** Begin Material shown **
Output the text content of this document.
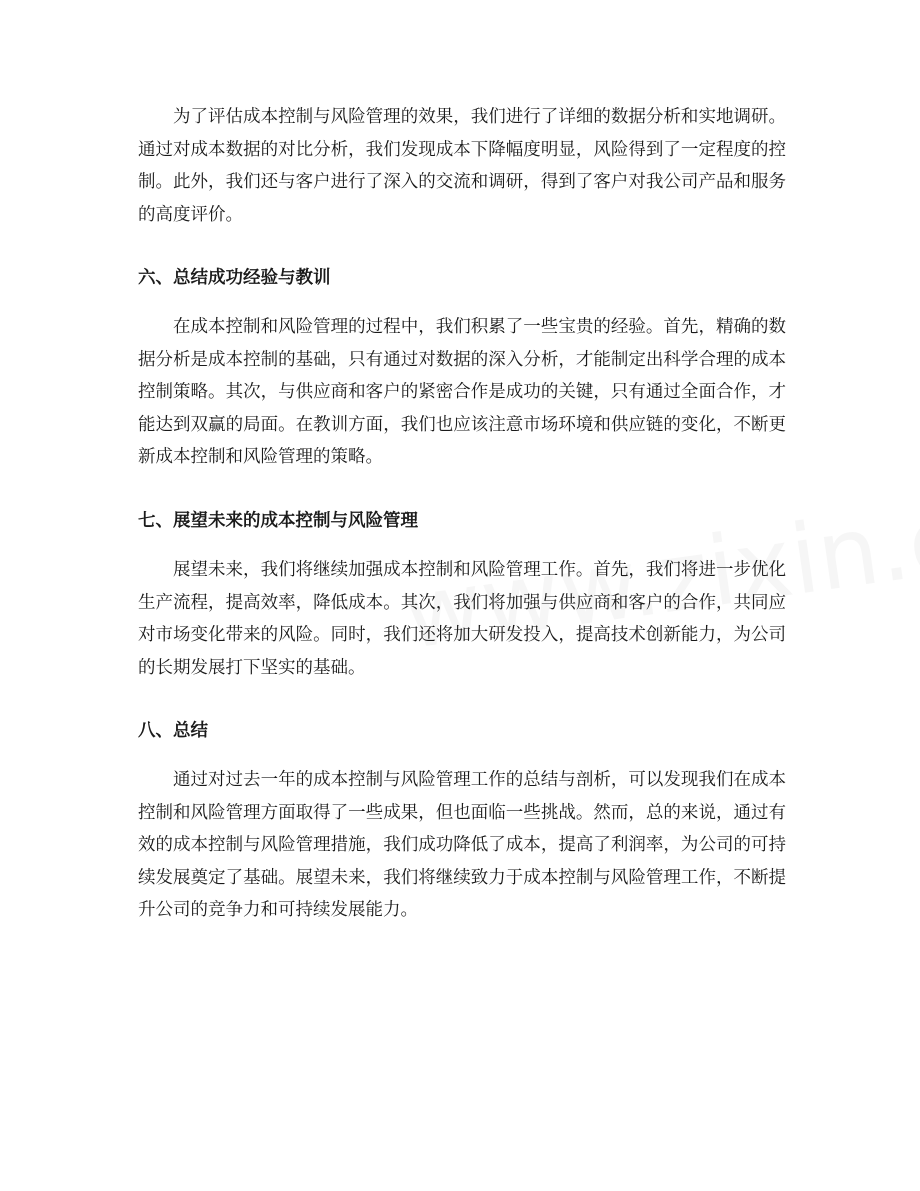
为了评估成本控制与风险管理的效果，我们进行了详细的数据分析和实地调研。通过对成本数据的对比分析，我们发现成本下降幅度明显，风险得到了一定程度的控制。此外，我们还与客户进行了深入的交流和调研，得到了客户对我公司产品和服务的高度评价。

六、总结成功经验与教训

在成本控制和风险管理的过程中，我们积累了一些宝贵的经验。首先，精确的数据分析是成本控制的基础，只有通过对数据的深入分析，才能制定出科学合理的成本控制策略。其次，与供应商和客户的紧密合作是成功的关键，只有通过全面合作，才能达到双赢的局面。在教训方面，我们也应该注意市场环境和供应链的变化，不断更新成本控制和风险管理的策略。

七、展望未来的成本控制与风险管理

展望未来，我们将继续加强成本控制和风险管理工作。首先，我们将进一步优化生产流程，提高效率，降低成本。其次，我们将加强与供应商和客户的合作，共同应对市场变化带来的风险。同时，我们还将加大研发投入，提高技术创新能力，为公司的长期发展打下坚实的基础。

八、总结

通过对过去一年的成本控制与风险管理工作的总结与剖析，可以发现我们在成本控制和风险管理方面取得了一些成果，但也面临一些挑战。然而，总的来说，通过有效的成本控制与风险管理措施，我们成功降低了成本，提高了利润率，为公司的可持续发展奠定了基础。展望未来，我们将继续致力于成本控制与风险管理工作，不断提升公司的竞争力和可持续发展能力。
** End Material shown **
** The exercise **
Above are records to transcribe exactly; leave their pictures out.

** Full response **
Output the text content of this document.
为了评估成本控制与风险管理的效果，我们进行了详细的数据分析和实地调研。通过对成本数据的对比分析，我们发现成本下降幅度明显，风险得到了一定程度的控制。此外，我们还与客户进行了深入的交流和调研，得到了客户对我公司产品和服务的高度评价。

六、总结成功经验与教训

在成本控制和风险管理的过程中，我们积累了一些宝贵的经验。首先，精确的数据分析是成本控制的基础，只有通过对数据的深入分析，才能制定出科学合理的成本控制策略。其次，与供应商和客户的紧密合作是成功的关键，只有通过全面合作，才能达到双赢的局面。在教训方面，我们也应该注意市场环境和供应链的变化，不断更新成本控制和风险管理的策略。

七、展望未来的成本控制与风险管理

展望未来，我们将继续加强成本控制和风险管理工作。首先，我们将进一步优化生产流程，提高效率，降低成本。其次，我们将加强与供应商和客户的合作，共同应对市场变化带来的风险。同时，我们还将加大研发投入，提高技术创新能力，为公司的长期发展打下坚实的基础。

八、总结

通过对过去一年的成本控制与风险管理工作的总结与剖析，可以发现我们在成本控制和风险管理方面取得了一些成果，但也面临一些挑战。然而，总的来说，通过有效的成本控制与风险管理措施，我们成功降低了成本，提高了利润率，为公司的可持续发展奠定了基础。展望未来，我们将继续致力于成本控制与风险管理工作，不断提升公司的竞争力和可持续发展能力。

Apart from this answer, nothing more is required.